= WRITTEN PROBLEM =
Repeat exactly the lines from the line containing "Decode this image" through the last line of the records below, inclusive, and nothing else.

[Stored data entries]

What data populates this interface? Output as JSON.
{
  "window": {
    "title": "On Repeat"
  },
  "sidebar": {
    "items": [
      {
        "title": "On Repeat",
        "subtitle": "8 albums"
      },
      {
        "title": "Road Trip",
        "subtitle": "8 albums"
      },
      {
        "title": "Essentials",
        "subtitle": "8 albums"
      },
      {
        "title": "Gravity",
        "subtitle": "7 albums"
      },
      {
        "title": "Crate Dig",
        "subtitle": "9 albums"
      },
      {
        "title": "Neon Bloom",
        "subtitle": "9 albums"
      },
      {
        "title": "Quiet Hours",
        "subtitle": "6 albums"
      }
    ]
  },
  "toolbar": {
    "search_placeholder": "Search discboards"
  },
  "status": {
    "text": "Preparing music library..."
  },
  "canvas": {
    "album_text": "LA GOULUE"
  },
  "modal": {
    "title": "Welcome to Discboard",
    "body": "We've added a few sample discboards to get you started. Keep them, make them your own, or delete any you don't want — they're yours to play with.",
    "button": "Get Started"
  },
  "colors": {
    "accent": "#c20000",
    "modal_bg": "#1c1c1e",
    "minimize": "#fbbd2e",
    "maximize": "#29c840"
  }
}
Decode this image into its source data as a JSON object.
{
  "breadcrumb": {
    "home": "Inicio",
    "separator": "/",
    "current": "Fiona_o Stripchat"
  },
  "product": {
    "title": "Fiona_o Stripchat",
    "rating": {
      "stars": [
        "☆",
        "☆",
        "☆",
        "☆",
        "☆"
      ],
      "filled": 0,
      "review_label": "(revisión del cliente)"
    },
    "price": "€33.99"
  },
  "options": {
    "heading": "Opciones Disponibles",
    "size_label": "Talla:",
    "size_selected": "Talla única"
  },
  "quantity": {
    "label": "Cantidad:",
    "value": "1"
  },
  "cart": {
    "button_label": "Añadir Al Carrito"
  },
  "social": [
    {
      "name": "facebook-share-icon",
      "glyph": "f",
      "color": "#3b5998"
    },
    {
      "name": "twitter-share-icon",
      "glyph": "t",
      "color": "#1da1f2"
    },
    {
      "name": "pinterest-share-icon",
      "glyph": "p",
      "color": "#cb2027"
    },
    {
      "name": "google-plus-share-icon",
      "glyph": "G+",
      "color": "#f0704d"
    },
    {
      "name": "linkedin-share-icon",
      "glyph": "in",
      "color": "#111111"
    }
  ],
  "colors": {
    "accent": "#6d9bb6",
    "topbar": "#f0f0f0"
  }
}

= SOLUTION TO THIS TASK =
Decode this image into its source data as a JSON object.
{
  "breadcrumb": {
    "home": "Inicio",
    "separator": "/",
    "current": "Fiona_o Stripchat"
  },
  "product": {
    "title": "Fiona_o Stripchat",
    "rating": {
      "stars": [
        "☆",
        "☆",
        "☆",
        "☆",
        "☆"
      ],
      "filled": 0,
      "review_label": "(revisión del cliente)"
    },
    "price": "€33.99"
  },
  "options": {
    "heading": "Opciones Disponibles",
    "size_label": "Talla:",
    "size_selected": "Talla única"
  },
  "quantity": {
    "label": "Cantidad:",
    "value": "1"
  },
  "cart": {
    "button_label": "Añadir Al Carrito"
  },
  "social": [
    {
      "name": "facebook-share-icon",
      "glyph": "f",
      "color": "#3b5998"
    },
    {
      "name": "twitter-share-icon",
      "glyph": "t",
      "color": "#1da1f2"
    },
    {
      "name": "pinterest-share-icon",
      "glyph": "p",
      "color": "#cb2027"
    },
    {
      "name": "google-plus-share-icon",
      "glyph": "G+",
      "color": "#f0704d"
    },
    {
      "name": "linkedin-share-icon",
      "glyph": "in",
      "color": "#111111"
    }
  ],
  "colors": {
    "accent": "#6d9bb6",
    "topbar": "#f0f0f0"
  }
}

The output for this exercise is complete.